Begin Extracted entries

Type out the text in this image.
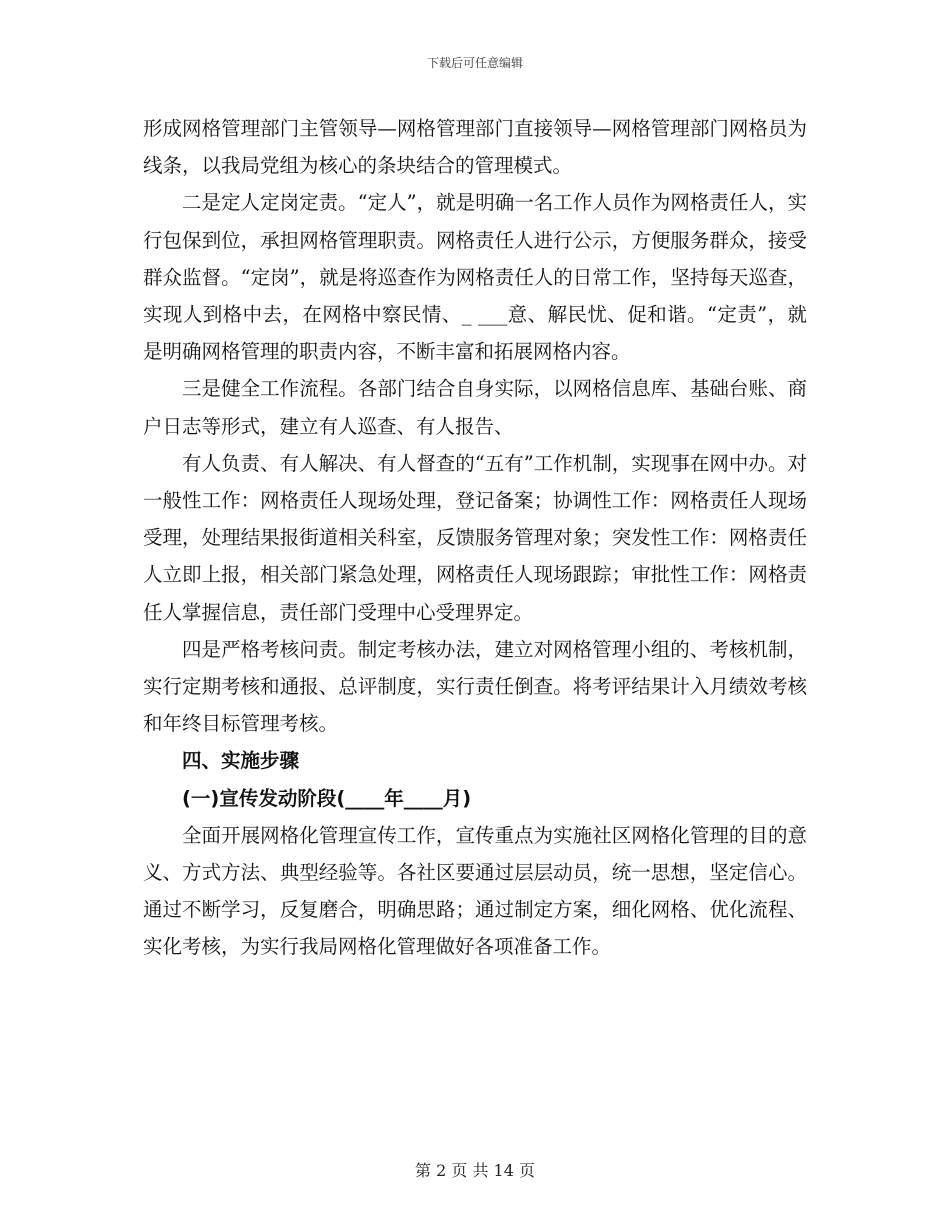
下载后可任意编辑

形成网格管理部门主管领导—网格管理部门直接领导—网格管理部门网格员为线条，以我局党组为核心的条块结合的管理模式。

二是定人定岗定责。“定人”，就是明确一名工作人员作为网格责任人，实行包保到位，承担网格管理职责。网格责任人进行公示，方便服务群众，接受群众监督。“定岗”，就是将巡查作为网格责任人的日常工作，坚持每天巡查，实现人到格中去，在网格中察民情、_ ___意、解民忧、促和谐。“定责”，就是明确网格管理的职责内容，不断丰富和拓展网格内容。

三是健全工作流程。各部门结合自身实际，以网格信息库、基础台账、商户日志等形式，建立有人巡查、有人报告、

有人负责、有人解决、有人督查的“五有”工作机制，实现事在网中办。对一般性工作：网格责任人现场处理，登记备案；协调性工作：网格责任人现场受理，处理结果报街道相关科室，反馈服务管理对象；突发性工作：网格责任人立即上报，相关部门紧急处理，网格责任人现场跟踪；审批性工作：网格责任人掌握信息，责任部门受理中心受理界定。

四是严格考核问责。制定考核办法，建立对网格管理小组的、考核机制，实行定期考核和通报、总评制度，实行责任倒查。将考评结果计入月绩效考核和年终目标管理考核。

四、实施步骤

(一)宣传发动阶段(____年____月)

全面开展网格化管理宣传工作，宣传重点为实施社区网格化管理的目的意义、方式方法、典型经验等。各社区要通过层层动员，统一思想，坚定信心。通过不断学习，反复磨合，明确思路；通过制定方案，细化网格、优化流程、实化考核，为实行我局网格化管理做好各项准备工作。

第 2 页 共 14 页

End Extracted entries

* Given request
Leave out the pictures and transcribe the entries above exactly.

* Result
Type out the text in this image.
下载后可任意编辑

形成网格管理部门主管领导—网格管理部门直接领导—网格管理部门网格员为线条，以我局党组为核心的条块结合的管理模式。

二是定人定岗定责。“定人”，就是明确一名工作人员作为网格责任人，实行包保到位，承担网格管理职责。网格责任人进行公示，方便服务群众，接受群众监督。“定岗”，就是将巡查作为网格责任人的日常工作，坚持每天巡查，实现人到格中去，在网格中察民情、_ ___意、解民忧、促和谐。“定责”，就是明确网格管理的职责内容，不断丰富和拓展网格内容。

三是健全工作流程。各部门结合自身实际，以网格信息库、基础台账、商户日志等形式，建立有人巡查、有人报告、

有人负责、有人解决、有人督查的“五有”工作机制，实现事在网中办。对一般性工作：网格责任人现场处理，登记备案；协调性工作：网格责任人现场受理，处理结果报街道相关科室，反馈服务管理对象；突发性工作：网格责任人立即上报，相关部门紧急处理，网格责任人现场跟踪；审批性工作：网格责任人掌握信息，责任部门受理中心受理界定。

四是严格考核问责。制定考核办法，建立对网格管理小组的、考核机制，实行定期考核和通报、总评制度，实行责任倒查。将考评结果计入月绩效考核和年终目标管理考核。

四、实施步骤

(一)宣传发动阶段(____年____月)

全面开展网格化管理宣传工作，宣传重点为实施社区网格化管理的目的意义、方式方法、典型经验等。各社区要通过层层动员，统一思想，坚定信心。通过不断学习，反复磨合，明确思路；通过制定方案，细化网格、优化流程、实化考核，为实行我局网格化管理做好各项准备工作。

第 2 页 共 14 页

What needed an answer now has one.